▸ WRITTEN PROBLEM: Each line that holds the word "建立健全的管理运作机制" is to be identified and copied.

Dataset excerpt:

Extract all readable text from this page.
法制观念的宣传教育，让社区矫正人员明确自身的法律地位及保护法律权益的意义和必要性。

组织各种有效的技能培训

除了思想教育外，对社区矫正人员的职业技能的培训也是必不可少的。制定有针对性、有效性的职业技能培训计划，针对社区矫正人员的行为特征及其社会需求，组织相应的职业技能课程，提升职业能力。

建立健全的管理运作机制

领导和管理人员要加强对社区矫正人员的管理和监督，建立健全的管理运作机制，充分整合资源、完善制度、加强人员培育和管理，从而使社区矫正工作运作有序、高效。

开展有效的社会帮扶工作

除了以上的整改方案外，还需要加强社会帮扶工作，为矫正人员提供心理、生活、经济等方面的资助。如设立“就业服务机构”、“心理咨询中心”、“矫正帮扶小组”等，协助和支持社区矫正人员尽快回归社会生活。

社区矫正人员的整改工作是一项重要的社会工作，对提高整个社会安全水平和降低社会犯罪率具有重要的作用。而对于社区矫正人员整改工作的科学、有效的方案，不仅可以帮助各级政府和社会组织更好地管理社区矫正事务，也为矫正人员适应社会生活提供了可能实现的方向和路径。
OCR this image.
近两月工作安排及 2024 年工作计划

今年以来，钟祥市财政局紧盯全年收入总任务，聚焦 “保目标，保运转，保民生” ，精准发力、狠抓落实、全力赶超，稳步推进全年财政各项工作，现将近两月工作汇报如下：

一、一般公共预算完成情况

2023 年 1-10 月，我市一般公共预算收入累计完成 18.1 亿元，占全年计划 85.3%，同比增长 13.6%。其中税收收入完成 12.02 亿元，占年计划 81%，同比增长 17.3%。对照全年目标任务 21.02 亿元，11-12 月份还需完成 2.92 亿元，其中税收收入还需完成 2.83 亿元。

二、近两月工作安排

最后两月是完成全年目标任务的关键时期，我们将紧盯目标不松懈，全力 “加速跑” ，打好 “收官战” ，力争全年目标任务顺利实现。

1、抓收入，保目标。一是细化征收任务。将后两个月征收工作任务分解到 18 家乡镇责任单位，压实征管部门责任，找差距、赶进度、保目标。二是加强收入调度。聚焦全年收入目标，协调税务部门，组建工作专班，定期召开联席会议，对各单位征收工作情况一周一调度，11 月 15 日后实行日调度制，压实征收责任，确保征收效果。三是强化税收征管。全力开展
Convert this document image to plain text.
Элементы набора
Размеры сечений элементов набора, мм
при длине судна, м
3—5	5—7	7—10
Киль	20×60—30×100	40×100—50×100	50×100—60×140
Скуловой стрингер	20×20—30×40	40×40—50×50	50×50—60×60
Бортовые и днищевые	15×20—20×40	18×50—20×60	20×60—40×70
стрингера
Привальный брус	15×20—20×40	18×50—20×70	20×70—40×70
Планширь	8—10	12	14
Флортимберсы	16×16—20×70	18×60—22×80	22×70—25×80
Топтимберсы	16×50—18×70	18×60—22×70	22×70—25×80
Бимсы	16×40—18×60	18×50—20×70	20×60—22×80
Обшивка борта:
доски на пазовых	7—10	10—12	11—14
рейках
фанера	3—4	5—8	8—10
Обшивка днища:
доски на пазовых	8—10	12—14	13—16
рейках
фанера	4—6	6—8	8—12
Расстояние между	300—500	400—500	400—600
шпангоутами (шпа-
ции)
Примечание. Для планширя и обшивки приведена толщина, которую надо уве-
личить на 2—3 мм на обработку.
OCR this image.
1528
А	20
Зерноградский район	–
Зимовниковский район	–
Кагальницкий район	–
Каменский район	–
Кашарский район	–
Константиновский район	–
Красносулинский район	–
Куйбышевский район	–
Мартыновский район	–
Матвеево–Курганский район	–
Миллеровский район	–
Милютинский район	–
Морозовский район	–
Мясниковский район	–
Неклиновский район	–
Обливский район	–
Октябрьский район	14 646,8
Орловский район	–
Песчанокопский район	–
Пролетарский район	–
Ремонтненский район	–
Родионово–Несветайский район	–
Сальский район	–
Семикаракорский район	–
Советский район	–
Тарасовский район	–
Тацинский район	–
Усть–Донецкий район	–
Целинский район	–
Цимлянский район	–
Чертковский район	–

▸ COMPLETED EXERCISE:
建立健全的管理运作机制
领导和管理人员要加强对社区矫正人员的管理和监督，建立健全的管理运作机制，充分整合资源、完善制度、加强人员培育和管理，从而使社区矫正工作运作有序、高效。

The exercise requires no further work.